Aim of the task - In the listing below, locate the lines that hold the string "Consumer". Copy those lines.

The input -
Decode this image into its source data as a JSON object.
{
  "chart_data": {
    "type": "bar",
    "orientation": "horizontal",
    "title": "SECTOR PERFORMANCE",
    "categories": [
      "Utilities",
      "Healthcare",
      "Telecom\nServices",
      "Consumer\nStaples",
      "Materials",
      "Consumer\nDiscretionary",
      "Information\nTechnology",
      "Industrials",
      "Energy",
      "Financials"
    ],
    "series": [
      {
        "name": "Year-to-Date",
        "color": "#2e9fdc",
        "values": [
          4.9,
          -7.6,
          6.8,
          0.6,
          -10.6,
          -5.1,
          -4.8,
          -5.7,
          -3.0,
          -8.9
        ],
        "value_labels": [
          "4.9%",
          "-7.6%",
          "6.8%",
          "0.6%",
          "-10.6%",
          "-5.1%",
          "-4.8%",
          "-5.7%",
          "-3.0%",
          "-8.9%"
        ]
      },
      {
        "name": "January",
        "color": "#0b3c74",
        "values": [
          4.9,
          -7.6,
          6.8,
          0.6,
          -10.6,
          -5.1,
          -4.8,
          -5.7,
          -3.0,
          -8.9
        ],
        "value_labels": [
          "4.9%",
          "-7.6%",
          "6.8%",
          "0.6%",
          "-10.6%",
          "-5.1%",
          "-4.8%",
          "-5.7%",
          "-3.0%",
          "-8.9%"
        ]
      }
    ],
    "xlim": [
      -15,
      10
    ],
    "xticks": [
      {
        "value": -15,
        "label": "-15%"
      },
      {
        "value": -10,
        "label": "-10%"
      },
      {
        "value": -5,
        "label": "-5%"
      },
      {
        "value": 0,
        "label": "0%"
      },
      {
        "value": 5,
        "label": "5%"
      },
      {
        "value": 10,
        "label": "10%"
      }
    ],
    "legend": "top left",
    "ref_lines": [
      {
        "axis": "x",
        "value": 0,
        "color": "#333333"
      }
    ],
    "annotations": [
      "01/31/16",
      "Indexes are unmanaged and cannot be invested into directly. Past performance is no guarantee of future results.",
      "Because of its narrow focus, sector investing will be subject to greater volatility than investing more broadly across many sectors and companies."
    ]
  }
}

Solution to the exercise -
      "Consumer\nStaples",
      "Consumer\nDiscretionary",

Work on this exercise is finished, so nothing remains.